● GOAL: Each record below should appear again exactly as written.

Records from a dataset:
──────────
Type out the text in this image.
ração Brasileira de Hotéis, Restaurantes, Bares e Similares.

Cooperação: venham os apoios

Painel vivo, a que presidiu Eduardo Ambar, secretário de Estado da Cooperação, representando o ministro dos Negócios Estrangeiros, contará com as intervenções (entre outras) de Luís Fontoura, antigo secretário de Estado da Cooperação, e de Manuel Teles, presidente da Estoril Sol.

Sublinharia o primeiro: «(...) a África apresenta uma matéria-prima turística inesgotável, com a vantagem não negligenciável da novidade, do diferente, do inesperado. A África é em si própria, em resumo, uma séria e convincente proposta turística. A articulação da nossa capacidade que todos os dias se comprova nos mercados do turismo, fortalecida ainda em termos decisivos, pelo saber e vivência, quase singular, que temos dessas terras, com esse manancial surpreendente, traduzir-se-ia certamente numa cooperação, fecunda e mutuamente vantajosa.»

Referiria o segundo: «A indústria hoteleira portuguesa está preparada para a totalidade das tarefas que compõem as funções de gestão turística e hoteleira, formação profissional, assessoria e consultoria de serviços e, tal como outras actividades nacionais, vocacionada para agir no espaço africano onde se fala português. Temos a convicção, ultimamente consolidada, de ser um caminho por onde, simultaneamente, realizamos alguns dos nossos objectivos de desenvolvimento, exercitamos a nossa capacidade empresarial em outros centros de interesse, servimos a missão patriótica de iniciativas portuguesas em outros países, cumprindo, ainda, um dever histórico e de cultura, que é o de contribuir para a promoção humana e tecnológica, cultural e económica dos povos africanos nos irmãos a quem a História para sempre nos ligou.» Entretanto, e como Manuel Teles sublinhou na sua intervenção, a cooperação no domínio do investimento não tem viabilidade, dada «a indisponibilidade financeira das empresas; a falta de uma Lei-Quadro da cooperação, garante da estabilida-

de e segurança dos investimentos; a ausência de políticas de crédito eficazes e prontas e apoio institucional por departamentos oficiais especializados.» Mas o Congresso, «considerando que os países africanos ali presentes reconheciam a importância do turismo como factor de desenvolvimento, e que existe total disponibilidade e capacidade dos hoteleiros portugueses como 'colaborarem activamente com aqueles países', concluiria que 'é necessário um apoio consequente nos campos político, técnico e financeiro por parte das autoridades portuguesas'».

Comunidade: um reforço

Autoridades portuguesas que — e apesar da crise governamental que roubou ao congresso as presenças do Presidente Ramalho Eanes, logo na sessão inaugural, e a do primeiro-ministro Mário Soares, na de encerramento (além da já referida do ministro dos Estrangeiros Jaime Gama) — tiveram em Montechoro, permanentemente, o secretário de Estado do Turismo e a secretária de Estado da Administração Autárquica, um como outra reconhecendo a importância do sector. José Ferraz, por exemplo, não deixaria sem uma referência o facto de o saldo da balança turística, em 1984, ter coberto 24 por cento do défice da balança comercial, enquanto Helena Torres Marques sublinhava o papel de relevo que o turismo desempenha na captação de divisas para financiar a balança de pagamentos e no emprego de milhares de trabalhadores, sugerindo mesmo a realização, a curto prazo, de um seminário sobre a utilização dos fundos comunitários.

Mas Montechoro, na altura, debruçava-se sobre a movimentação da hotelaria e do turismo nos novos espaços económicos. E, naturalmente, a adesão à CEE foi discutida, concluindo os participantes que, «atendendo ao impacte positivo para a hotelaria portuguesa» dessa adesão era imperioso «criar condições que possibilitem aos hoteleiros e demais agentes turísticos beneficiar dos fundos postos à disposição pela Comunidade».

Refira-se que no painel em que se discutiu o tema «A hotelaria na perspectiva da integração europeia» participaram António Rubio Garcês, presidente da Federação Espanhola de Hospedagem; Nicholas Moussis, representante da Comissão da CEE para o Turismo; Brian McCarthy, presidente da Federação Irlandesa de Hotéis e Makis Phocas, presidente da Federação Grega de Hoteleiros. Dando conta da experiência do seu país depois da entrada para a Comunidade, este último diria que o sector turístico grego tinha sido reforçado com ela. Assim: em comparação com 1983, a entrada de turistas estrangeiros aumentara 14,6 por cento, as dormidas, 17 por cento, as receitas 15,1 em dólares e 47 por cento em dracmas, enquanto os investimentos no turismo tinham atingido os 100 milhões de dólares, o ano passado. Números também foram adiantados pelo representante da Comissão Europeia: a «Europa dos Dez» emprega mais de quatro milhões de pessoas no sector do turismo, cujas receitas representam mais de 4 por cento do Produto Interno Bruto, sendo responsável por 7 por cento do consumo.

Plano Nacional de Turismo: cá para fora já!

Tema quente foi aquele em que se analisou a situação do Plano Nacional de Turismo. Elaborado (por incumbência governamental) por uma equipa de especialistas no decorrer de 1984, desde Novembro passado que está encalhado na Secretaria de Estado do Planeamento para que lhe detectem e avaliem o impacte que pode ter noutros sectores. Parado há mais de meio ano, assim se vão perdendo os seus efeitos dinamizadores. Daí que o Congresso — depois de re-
──────────
● SOLUTION:
Type out the text in this image.
ração Brasileira de Hotéis, Restaurantes, Bares e Similares.

Cooperação: venham os apoios

Painel vivo, a que presidiu Eduardo Ambar, secretário de Estado da Cooperação, representando o ministro dos Negócios Estrangeiros, contará com as intervenções (entre outras) de Luís Fontoura, antigo secretário de Estado da Cooperação, e de Manuel Teles, presidente da Estoril Sol.

Sublinharia o primeiro: «(...) a África apresenta uma matéria-prima turística inesgotável, com a vantagem não negligenciável da novidade, do diferente, do inesperado. A África é em si própria, em resumo, uma séria e convincente proposta turística. A articulação da nossa capacidade que todos os dias se comprova nos mercados do turismo, fortalecida ainda em termos decisivos, pelo saber e vivência, quase singular, que temos dessas terras, com esse manancial surpreendente, traduzir-se-ia certamente numa cooperação, fecunda e mutuamente vantajosa.»

Referiria o segundo: «A indústria hoteleira portuguesa está preparada para a totalidade das tarefas que compõem as funções de gestão turística e hoteleira, formação profissional, assessoria e consultoria de serviços e, tal como outras actividades nacionais, vocacionada para agir no espaço africano onde se fala português. Temos a convicção, ultimamente consolidada, de ser um caminho por onde, simultaneamente, realizamos alguns dos nossos objectivos de desenvolvimento, exercitamos a nossa capacidade empresarial em outros centros de interesse, servimos a missão patriótica de iniciativas portuguesas em outros países, cumprindo, ainda, um dever histórico e de cultura, que é o de contribuir para a promoção humana e tecnológica, cultural e económica dos povos africanos nos irmãos a quem a História para sempre nos ligou.» Entretanto, e como Manuel Teles sublinhou na sua intervenção, a cooperação no domínio do investimento não tem viabilidade, dada «a indisponibilidade financeira das empresas; a falta de uma Lei-Quadro da cooperação, garante da estabilida-

de e segurança dos investimentos; a ausência de políticas de crédito eficazes e prontas e apoio institucional por departamentos oficiais especializados.» Mas o Congresso, «considerando que os países africanos ali presentes reconheciam a importância do turismo como factor de desenvolvimento, e que existe total disponibilidade e capacidade dos hoteleiros portugueses como 'colaborarem activamente com aqueles países', concluiria que 'é necessário um apoio consequente nos campos político, técnico e financeiro por parte das autoridades portuguesas'».

Comunidade: um reforço

Autoridades portuguesas que — e apesar da crise governamental que roubou ao congresso as presenças do Presidente Ramalho Eanes, logo na sessão inaugural, e a do primeiro-ministro Mário Soares, na de encerramento (além da já referida do ministro dos Estrangeiros Jaime Gama) — tiveram em Montechoro, permanentemente, o secretário de Estado do Turismo e a secretária de Estado da Administração Autárquica, um como outra reconhecendo a importância do sector. José Ferraz, por exemplo, não deixaria sem uma referência o facto de o saldo da balança turística, em 1984, ter coberto 24 por cento do défice da balança comercial, enquanto Helena Torres Marques sublinhava o papel de relevo que o turismo desempenha na captação de divisas para financiar a balança de pagamentos e no emprego de milhares de trabalhadores, sugerindo mesmo a realização, a curto prazo, de um seminário sobre a utilização dos fundos comunitários.

Mas Montechoro, na altura, debruçava-se sobre a movimentação da hotelaria e do turismo nos novos espaços económicos. E, naturalmente, a adesão à CEE foi discutida, concluindo os participantes que, «atendendo ao impacte positivo para a hotelaria portuguesa» dessa adesão era imperioso «criar condições que possibilitem aos hoteleiros e demais agentes turísticos beneficiar dos fundos postos à disposição pela Comunidade».

Refira-se que no painel em que se discutiu o tema «A hotelaria na perspectiva da integração europeia» participaram António Rubio Garcês, presidente da Federação Espanhola de Hospedagem; Nicholas Moussis, representante da Comissão da CEE para o Turismo; Brian McCarthy, presidente da Federação Irlandesa de Hotéis e Makis Phocas, presidente da Federação Grega de Hoteleiros. Dando conta da experiência do seu país depois da entrada para a Comunidade, este último diria que o sector turístico grego tinha sido reforçado com ela. Assim: em comparação com 1983, a entrada de turistas estrangeiros aumentara 14,6 por cento, as dormidas, 17 por cento, as receitas 15,1 em dólares e 47 por cento em dracmas, enquanto os investimentos no turismo tinham atingido os 100 milhões de dólares, o ano passado. Números também foram adiantados pelo representante da Comissão Europeia: a «Europa dos Dez» emprega mais de quatro milhões de pessoas no sector do turismo, cujas receitas representam mais de 4 por cento do Produto Interno Bruto, sendo responsável por 7 por cento do consumo.

Plano Nacional de Turismo: cá para fora já!

Tema quente foi aquele em que se analisou a situação do Plano Nacional de Turismo. Elaborado (por incumbência governamental) por uma equipa de especialistas no decorrer de 1984, desde Novembro passado que está encalhado na Secretaria de Estado do Planeamento para que lhe detectem e avaliem o impacte que pode ter noutros sectores. Parado há mais de meio ano, assim se vão perdendo os seus efeitos dinamizadores. Daí que o Congresso — depois de re-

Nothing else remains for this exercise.